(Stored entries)
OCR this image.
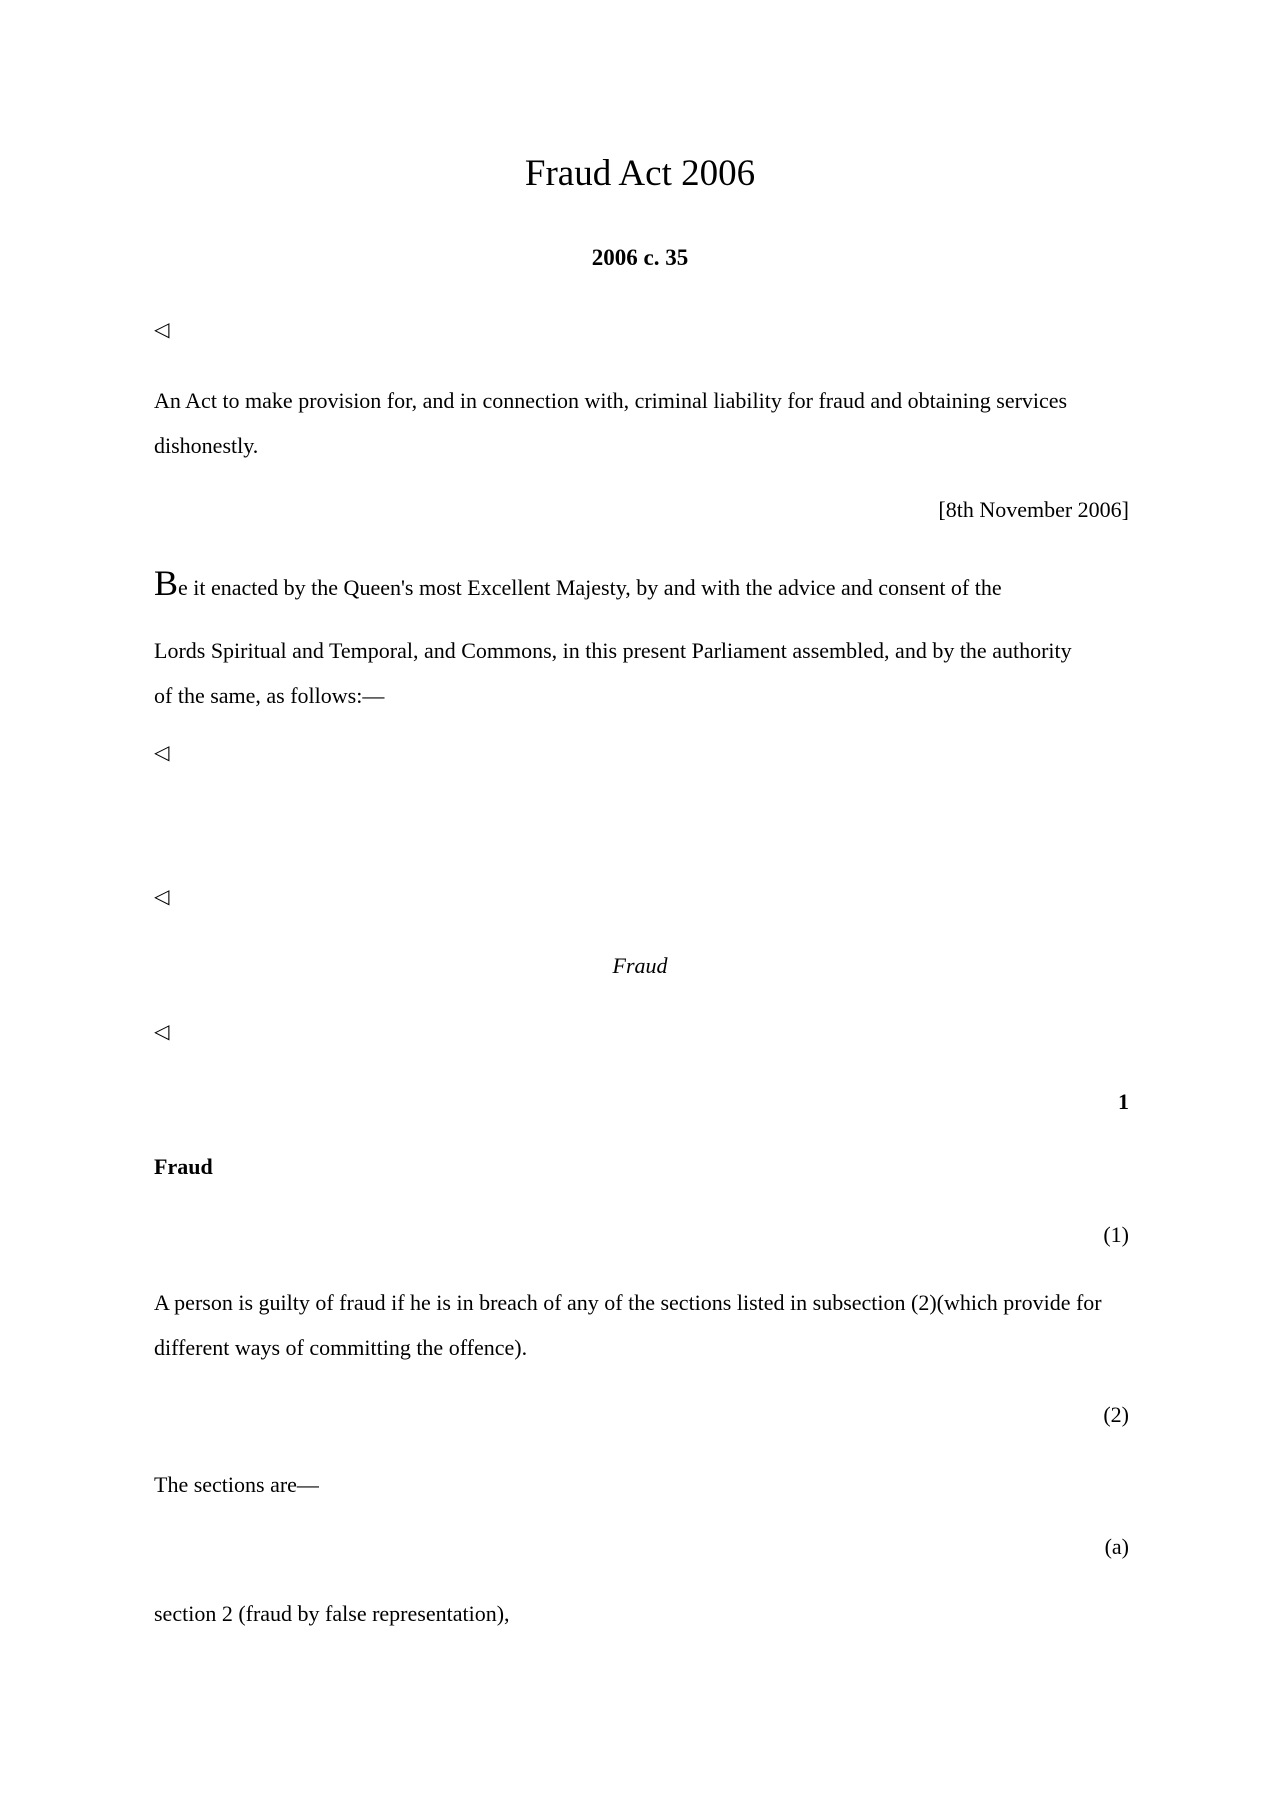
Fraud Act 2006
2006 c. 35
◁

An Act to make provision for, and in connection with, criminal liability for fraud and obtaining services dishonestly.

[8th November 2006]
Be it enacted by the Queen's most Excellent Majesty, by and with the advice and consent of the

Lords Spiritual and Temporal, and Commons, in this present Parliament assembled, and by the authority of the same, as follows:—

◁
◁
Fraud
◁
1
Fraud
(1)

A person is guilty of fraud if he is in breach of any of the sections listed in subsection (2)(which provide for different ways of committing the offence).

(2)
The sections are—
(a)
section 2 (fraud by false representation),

▸ REQUIREMENTS: All of the material above should be reproduced exactly, except the pictures.

▸ SOLUTION:
OCR this image.
Fraud Act 2006
2006 c. 35
◁

An Act to make provision for, and in connection with, criminal liability for fraud and obtaining services dishonestly.

[8th November 2006]
Be it enacted by the Queen's most Excellent Majesty, by and with the advice and consent of the

Lords Spiritual and Temporal, and Commons, in this present Parliament assembled, and by the authority of the same, as follows:—

◁
◁
Fraud
◁
1
Fraud
(1)

A person is guilty of fraud if he is in breach of any of the sections listed in subsection (2)(which provide for different ways of committing the offence).

(2)
The sections are—
(a)
section 2 (fraud by false representation),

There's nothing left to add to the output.